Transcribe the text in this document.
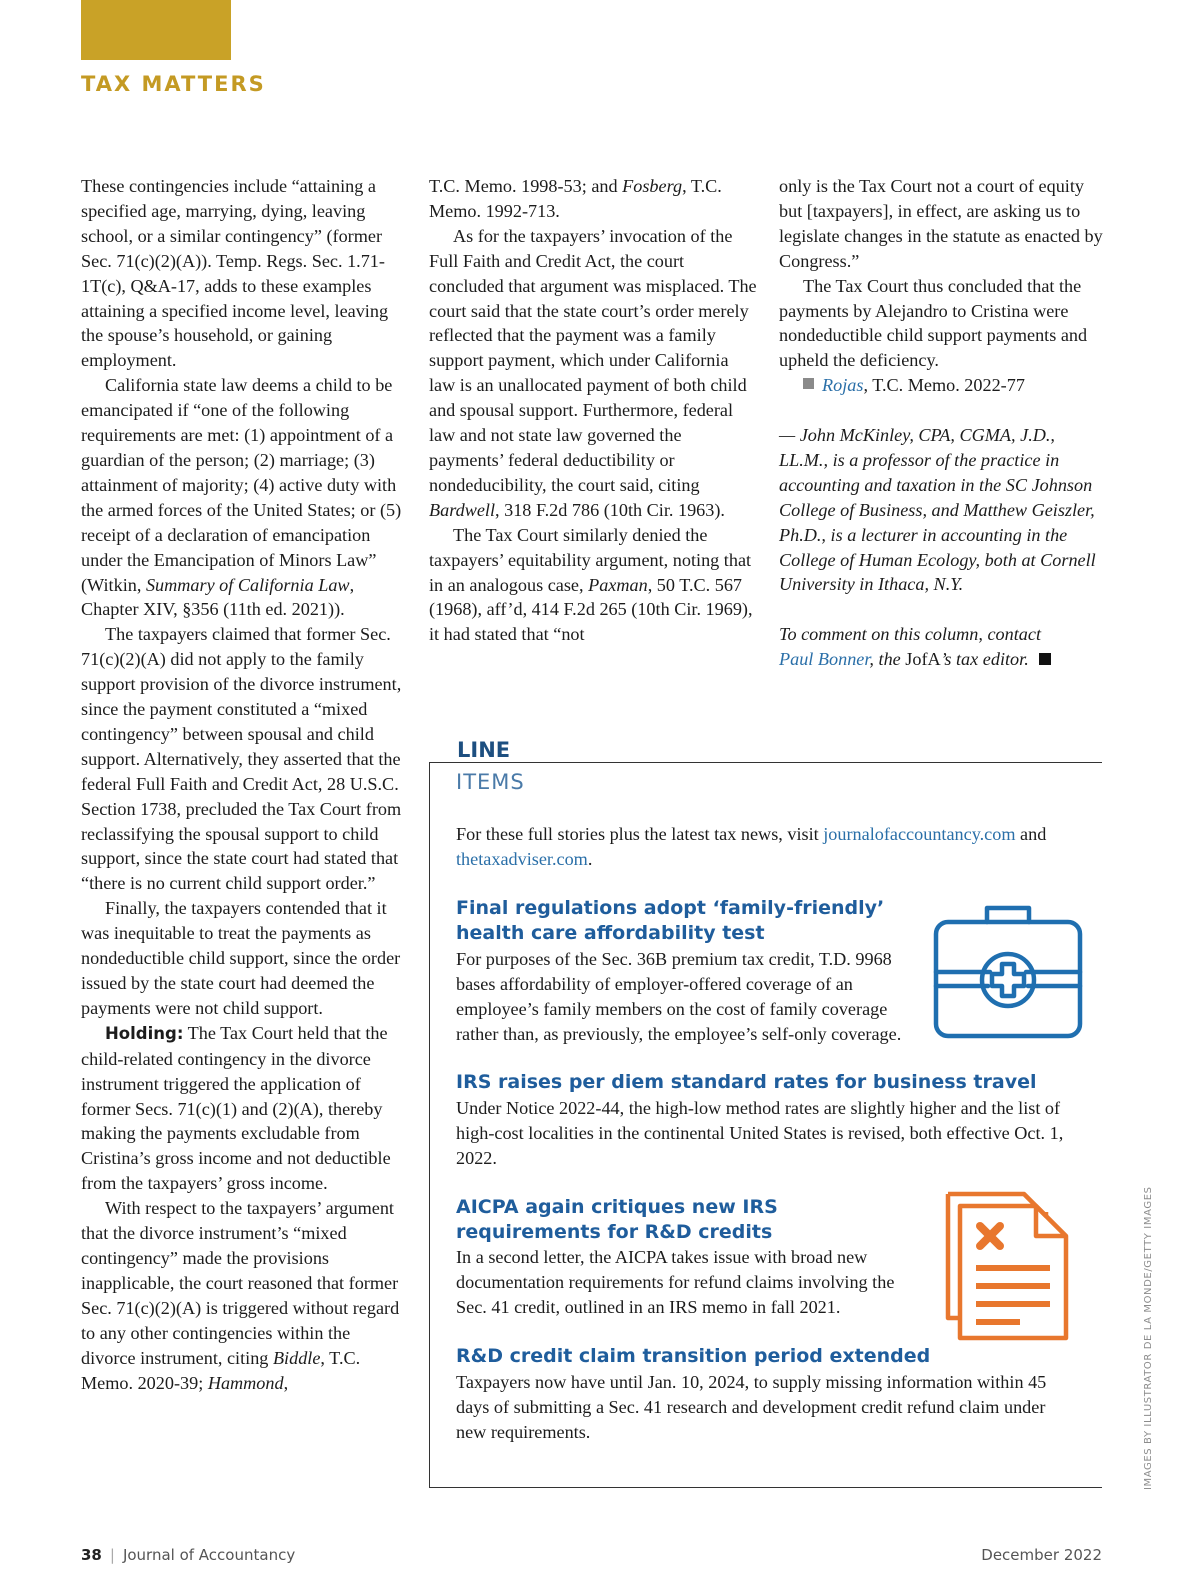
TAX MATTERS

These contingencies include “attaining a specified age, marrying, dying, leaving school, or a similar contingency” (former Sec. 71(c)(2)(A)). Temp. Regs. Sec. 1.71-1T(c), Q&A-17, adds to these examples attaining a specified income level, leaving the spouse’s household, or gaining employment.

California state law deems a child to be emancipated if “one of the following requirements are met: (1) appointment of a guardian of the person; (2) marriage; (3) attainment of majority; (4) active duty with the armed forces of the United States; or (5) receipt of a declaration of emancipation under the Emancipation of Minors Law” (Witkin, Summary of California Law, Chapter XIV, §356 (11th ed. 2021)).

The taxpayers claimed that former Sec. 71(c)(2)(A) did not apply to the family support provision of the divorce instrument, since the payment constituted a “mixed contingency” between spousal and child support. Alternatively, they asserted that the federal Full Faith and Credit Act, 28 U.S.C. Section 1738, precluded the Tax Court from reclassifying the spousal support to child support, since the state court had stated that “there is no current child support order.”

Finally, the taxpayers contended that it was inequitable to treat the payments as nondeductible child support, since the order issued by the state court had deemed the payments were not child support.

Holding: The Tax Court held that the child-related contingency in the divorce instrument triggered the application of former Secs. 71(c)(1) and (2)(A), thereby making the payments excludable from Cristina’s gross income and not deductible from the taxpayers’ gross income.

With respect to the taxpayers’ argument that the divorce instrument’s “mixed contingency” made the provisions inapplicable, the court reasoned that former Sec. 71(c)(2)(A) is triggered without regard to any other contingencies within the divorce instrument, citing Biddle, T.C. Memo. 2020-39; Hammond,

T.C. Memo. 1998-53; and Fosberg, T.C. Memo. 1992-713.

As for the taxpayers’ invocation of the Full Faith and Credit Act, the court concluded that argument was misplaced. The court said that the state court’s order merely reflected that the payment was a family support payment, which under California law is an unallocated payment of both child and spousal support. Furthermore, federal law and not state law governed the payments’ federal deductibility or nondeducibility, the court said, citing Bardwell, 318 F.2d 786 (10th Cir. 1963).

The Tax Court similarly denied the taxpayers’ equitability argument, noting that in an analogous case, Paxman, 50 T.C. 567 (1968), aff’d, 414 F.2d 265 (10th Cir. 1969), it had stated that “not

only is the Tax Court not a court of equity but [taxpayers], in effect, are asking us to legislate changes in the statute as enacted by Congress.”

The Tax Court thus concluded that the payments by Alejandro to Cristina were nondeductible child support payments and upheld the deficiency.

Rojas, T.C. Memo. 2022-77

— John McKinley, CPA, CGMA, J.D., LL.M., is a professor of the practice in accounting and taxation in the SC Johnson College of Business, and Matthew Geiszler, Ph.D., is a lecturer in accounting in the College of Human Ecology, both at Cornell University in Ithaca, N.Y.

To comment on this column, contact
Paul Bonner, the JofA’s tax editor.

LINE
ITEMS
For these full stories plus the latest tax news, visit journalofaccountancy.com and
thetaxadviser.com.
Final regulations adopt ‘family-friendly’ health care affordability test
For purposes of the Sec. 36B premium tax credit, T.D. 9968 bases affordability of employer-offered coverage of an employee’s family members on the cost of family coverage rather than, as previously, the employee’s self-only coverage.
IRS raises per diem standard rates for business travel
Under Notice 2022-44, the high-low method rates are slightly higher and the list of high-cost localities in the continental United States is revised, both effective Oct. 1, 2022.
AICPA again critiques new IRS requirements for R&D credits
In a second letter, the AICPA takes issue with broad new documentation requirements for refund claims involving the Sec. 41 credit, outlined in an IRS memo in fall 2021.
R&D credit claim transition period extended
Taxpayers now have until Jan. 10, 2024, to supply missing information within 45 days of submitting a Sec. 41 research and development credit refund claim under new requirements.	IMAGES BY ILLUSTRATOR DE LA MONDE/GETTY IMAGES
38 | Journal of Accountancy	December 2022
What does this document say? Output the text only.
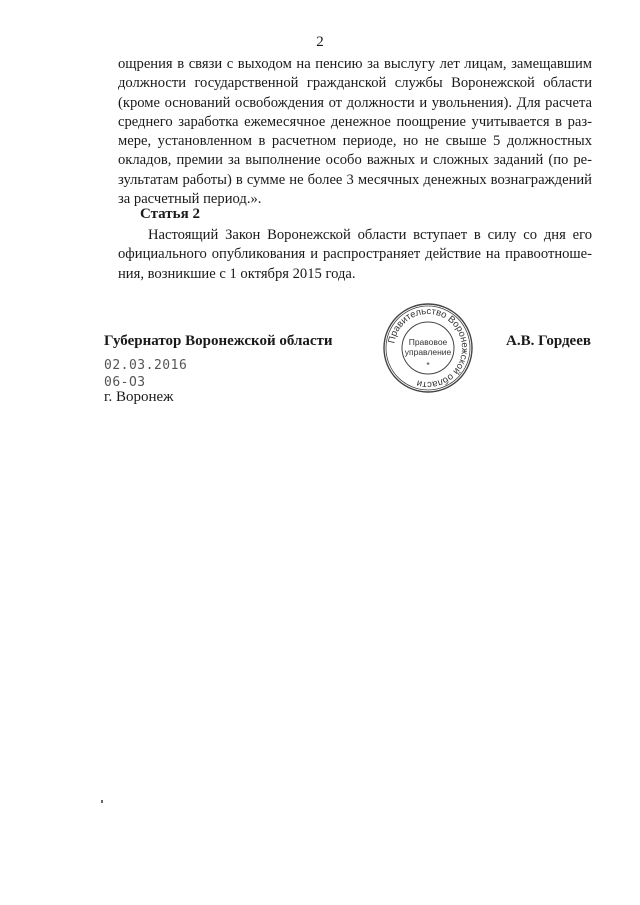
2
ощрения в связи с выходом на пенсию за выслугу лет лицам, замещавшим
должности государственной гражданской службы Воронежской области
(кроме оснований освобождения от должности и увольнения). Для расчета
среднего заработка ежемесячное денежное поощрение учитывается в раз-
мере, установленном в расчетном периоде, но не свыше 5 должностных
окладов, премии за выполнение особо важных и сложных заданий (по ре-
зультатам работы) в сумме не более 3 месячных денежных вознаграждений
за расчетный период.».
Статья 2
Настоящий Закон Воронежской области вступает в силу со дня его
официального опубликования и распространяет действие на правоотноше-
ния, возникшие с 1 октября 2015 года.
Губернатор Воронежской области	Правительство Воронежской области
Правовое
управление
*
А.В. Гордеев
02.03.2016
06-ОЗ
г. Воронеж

Objective :: Find every line in the records that contains the word "contingencies"; copy those lines.

Output of the task ::
These contingencies include “attaining a specified age, marrying, dying, leaving school, or a similar contingency” (former Sec. 71(c)(2)(A)). Temp. Regs. Sec. 1.71-1T(c), Q&A-17, adds to these examples attaining a specified income level, leaving the spouse’s household, or gaining employment.
With respect to the taxpayers’ argument that the divorce instrument’s “mixed contingency” made the provisions inapplicable, the court reasoned that former Sec. 71(c)(2)(A) is triggered without regard to any other contingencies within the divorce instrument, citing Biddle, T.C. Memo. 2020-39; Hammond,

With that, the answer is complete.